▸ **TASK TO CARRY OUT**: The data below must be copied in full and without any change.

▸ **DATA PROVIDED**:
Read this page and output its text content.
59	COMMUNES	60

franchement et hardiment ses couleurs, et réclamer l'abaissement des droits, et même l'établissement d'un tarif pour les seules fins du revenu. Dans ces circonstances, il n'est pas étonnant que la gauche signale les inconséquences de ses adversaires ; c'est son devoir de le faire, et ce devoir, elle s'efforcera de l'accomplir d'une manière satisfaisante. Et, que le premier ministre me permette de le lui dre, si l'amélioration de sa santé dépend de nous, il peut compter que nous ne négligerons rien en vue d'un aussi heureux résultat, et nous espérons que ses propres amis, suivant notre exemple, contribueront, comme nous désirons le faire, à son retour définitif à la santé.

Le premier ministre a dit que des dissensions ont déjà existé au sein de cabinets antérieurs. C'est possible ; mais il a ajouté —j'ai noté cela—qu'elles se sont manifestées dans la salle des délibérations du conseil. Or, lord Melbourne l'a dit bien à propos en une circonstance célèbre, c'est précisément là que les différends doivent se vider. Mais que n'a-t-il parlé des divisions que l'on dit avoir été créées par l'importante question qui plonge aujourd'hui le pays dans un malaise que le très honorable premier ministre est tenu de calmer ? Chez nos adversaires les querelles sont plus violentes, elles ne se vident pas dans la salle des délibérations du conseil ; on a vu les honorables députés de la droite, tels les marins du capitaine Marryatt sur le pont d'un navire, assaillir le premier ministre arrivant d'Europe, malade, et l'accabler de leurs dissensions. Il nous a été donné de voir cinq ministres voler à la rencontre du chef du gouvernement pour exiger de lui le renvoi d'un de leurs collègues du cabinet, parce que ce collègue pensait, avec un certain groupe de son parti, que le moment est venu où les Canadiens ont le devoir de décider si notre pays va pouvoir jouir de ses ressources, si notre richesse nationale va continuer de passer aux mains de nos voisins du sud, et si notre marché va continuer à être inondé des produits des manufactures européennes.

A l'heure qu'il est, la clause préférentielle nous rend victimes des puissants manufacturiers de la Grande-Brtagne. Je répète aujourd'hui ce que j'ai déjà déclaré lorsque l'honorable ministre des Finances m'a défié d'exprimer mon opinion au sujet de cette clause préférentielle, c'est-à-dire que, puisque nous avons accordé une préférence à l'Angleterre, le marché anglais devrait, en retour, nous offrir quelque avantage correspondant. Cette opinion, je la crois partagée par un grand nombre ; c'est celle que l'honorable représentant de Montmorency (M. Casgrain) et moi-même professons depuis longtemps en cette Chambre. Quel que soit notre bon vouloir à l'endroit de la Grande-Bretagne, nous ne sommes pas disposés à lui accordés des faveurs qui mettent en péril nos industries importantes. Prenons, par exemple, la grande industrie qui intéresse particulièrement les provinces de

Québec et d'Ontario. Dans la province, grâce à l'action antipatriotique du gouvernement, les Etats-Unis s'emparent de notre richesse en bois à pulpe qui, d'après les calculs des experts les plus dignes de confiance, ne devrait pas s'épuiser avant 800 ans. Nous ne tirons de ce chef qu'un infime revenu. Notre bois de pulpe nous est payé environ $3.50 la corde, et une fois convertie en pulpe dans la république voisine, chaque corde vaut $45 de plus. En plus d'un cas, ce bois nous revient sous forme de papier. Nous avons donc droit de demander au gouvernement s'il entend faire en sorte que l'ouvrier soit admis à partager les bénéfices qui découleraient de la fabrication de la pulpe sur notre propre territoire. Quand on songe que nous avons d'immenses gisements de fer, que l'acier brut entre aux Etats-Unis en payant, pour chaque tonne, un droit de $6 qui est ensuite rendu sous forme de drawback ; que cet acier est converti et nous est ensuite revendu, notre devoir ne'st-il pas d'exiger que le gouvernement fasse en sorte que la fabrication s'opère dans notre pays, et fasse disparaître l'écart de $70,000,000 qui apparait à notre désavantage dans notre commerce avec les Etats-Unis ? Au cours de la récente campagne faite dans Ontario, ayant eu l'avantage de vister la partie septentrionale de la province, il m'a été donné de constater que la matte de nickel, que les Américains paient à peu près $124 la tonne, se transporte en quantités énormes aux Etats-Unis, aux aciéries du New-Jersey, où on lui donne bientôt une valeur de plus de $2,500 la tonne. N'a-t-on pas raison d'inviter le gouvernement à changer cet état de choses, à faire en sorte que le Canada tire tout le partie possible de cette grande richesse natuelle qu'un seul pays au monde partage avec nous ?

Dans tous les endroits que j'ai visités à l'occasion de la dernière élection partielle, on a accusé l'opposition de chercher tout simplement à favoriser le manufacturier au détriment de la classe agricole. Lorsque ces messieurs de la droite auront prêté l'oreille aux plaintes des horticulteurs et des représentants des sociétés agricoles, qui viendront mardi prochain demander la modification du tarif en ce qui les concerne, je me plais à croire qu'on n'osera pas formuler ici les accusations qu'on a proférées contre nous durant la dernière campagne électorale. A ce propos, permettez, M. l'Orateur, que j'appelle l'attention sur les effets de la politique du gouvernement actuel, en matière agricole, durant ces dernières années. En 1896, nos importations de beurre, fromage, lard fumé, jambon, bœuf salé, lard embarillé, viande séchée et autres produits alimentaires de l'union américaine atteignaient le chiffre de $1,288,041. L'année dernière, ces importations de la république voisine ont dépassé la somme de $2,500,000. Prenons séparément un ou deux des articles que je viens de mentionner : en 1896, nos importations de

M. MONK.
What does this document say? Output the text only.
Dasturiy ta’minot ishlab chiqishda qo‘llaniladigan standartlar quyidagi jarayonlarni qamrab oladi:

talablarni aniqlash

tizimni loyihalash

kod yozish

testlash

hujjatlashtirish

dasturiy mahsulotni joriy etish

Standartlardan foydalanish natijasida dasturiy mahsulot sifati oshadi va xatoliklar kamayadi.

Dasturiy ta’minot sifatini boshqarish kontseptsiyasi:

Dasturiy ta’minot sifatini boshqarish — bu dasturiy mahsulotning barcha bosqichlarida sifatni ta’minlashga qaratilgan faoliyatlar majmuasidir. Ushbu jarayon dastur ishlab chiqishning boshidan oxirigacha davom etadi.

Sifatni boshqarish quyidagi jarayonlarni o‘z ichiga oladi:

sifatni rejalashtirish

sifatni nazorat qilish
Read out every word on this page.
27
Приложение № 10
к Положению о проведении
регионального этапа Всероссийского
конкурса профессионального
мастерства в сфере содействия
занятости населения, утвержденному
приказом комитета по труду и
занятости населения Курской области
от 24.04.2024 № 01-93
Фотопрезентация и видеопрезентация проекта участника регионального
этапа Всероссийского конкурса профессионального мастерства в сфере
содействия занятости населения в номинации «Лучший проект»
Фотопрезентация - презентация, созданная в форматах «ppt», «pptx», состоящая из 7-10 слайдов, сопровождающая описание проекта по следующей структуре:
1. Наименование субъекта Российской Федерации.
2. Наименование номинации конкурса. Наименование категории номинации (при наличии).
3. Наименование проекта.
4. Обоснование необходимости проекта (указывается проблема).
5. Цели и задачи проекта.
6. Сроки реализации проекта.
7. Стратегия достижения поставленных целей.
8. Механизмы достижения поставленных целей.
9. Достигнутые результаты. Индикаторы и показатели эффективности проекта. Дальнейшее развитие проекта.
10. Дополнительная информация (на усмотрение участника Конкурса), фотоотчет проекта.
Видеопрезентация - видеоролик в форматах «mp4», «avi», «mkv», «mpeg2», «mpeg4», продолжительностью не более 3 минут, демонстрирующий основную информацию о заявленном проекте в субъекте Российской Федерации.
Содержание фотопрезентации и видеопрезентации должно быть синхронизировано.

▸ **SOLVED EXERCISE**:
Read this page and output its text content.
59	COMMUNES	60

franchement et hardiment ses couleurs, et réclamer l'abaissement des droits, et même l'établissement d'un tarif pour les seules fins du revenu. Dans ces circonstances, il n'est pas étonnant que la gauche signale les inconséquences de ses adversaires ; c'est son devoir de le faire, et ce devoir, elle s'efforcera de l'accomplir d'une manière satisfaisante. Et, que le premier ministre me permette de le lui dre, si l'amélioration de sa santé dépend de nous, il peut compter que nous ne négligerons rien en vue d'un aussi heureux résultat, et nous espérons que ses propres amis, suivant notre exemple, contribueront, comme nous désirons le faire, à son retour définitif à la santé.

Le premier ministre a dit que des dissensions ont déjà existé au sein de cabinets antérieurs. C'est possible ; mais il a ajouté —j'ai noté cela—qu'elles se sont manifestées dans la salle des délibérations du conseil. Or, lord Melbourne l'a dit bien à propos en une circonstance célèbre, c'est précisément là que les différends doivent se vider. Mais que n'a-t-il parlé des divisions que l'on dit avoir été créées par l'importante question qui plonge aujourd'hui le pays dans un malaise que le très honorable premier ministre est tenu de calmer ? Chez nos adversaires les querelles sont plus violentes, elles ne se vident pas dans la salle des délibérations du conseil ; on a vu les honorables députés de la droite, tels les marins du capitaine Marryatt sur le pont d'un navire, assaillir le premier ministre arrivant d'Europe, malade, et l'accabler de leurs dissensions. Il nous a été donné de voir cinq ministres voler à la rencontre du chef du gouvernement pour exiger de lui le renvoi d'un de leurs collègues du cabinet, parce que ce collègue pensait, avec un certain groupe de son parti, que le moment est venu où les Canadiens ont le devoir de décider si notre pays va pouvoir jouir de ses ressources, si notre richesse nationale va continuer de passer aux mains de nos voisins du sud, et si notre marché va continuer à être inondé des produits des manufactures européennes.

A l'heure qu'il est, la clause préférentielle nous rend victimes des puissants manufacturiers de la Grande-Brtagne. Je répète aujourd'hui ce que j'ai déjà déclaré lorsque l'honorable ministre des Finances m'a défié d'exprimer mon opinion au sujet de cette clause préférentielle, c'est-à-dire que, puisque nous avons accordé une préférence à l'Angleterre, le marché anglais devrait, en retour, nous offrir quelque avantage correspondant. Cette opinion, je la crois partagée par un grand nombre ; c'est celle que l'honorable représentant de Montmorency (M. Casgrain) et moi-même professons depuis longtemps en cette Chambre. Quel que soit notre bon vouloir à l'endroit de la Grande-Bretagne, nous ne sommes pas disposés à lui accordés des faveurs qui mettent en péril nos industries importantes. Prenons, par exemple, la grande industrie qui intéresse particulièrement les provinces de

Québec et d'Ontario. Dans la province, grâce à l'action antipatriotique du gouvernement, les Etats-Unis s'emparent de notre richesse en bois à pulpe qui, d'après les calculs des experts les plus dignes de confiance, ne devrait pas s'épuiser avant 800 ans. Nous ne tirons de ce chef qu'un infime revenu. Notre bois de pulpe nous est payé environ $3.50 la corde, et une fois convertie en pulpe dans la république voisine, chaque corde vaut $45 de plus. En plus d'un cas, ce bois nous revient sous forme de papier. Nous avons donc droit de demander au gouvernement s'il entend faire en sorte que l'ouvrier soit admis à partager les bénéfices qui découleraient de la fabrication de la pulpe sur notre propre territoire. Quand on songe que nous avons d'immenses gisements de fer, que l'acier brut entre aux Etats-Unis en payant, pour chaque tonne, un droit de $6 qui est ensuite rendu sous forme de drawback ; que cet acier est converti et nous est ensuite revendu, notre devoir ne'st-il pas d'exiger que le gouvernement fasse en sorte que la fabrication s'opère dans notre pays, et fasse disparaître l'écart de $70,000,000 qui apparait à notre désavantage dans notre commerce avec les Etats-Unis ? Au cours de la récente campagne faite dans Ontario, ayant eu l'avantage de vister la partie septentrionale de la province, il m'a été donné de constater que la matte de nickel, que les Américains paient à peu près $124 la tonne, se transporte en quantités énormes aux Etats-Unis, aux aciéries du New-Jersey, où on lui donne bientôt une valeur de plus de $2,500 la tonne. N'a-t-on pas raison d'inviter le gouvernement à changer cet état de choses, à faire en sorte que le Canada tire tout le partie possible de cette grande richesse natuelle qu'un seul pays au monde partage avec nous ?

Dans tous les endroits que j'ai visités à l'occasion de la dernière élection partielle, on a accusé l'opposition de chercher tout simplement à favoriser le manufacturier au détriment de la classe agricole. Lorsque ces messieurs de la droite auront prêté l'oreille aux plaintes des horticulteurs et des représentants des sociétés agricoles, qui viendront mardi prochain demander la modification du tarif en ce qui les concerne, je me plais à croire qu'on n'osera pas formuler ici les accusations qu'on a proférées contre nous durant la dernière campagne électorale. A ce propos, permettez, M. l'Orateur, que j'appelle l'attention sur les effets de la politique du gouvernement actuel, en matière agricole, durant ces dernières années. En 1896, nos importations de beurre, fromage, lard fumé, jambon, bœuf salé, lard embarillé, viande séchée et autres produits alimentaires de l'union américaine atteignaient le chiffre de $1,288,041. L'année dernière, ces importations de la république voisine ont dépassé la somme de $2,500,000. Prenons séparément un ou deux des articles que je viens de mentionner : en 1896, nos importations de

M. MONK.
What does this document say? Output the text only.
Dasturiy ta’minot ishlab chiqishda qo‘llaniladigan standartlar quyidagi jarayonlarni qamrab oladi:

talablarni aniqlash

tizimni loyihalash

kod yozish

testlash

hujjatlashtirish

dasturiy mahsulotni joriy etish

Standartlardan foydalanish natijasida dasturiy mahsulot sifati oshadi va xatoliklar kamayadi.

Dasturiy ta’minot sifatini boshqarish kontseptsiyasi:

Dasturiy ta’minot sifatini boshqarish — bu dasturiy mahsulotning barcha bosqichlarida sifatni ta’minlashga qaratilgan faoliyatlar majmuasidir. Ushbu jarayon dastur ishlab chiqishning boshidan oxirigacha davom etadi.

Sifatni boshqarish quyidagi jarayonlarni o‘z ichiga oladi:

sifatni rejalashtirish

sifatni nazorat qilish
Read out every word on this page.
27
Приложение № 10
к Положению о проведении
регионального этапа Всероссийского
конкурса профессионального
мастерства в сфере содействия
занятости населения, утвержденному
приказом комитета по труду и
занятости населения Курской области
от 24.04.2024 № 01-93
Фотопрезентация и видеопрезентация проекта участника регионального
этапа Всероссийского конкурса профессионального мастерства в сфере
содействия занятости населения в номинации «Лучший проект»
Фотопрезентация - презентация, созданная в форматах «ppt», «pptx», состоящая из 7-10 слайдов, сопровождающая описание проекта по следующей структуре:
1. Наименование субъекта Российской Федерации.
2. Наименование номинации конкурса. Наименование категории номинации (при наличии).
3. Наименование проекта.
4. Обоснование необходимости проекта (указывается проблема).
5. Цели и задачи проекта.
6. Сроки реализации проекта.
7. Стратегия достижения поставленных целей.
8. Механизмы достижения поставленных целей.
9. Достигнутые результаты. Индикаторы и показатели эффективности проекта. Дальнейшее развитие проекта.
10. Дополнительная информация (на усмотрение участника Конкурса), фотоотчет проекта.
Видеопрезентация - видеоролик в форматах «mp4», «avi», «mkv», «mpeg2», «mpeg4», продолжительностью не более 3 минут, демонстрирующий основную информацию о заявленном проекте в субъекте Российской Федерации.
Содержание фотопрезентации и видеопрезентации должно быть синхронизировано.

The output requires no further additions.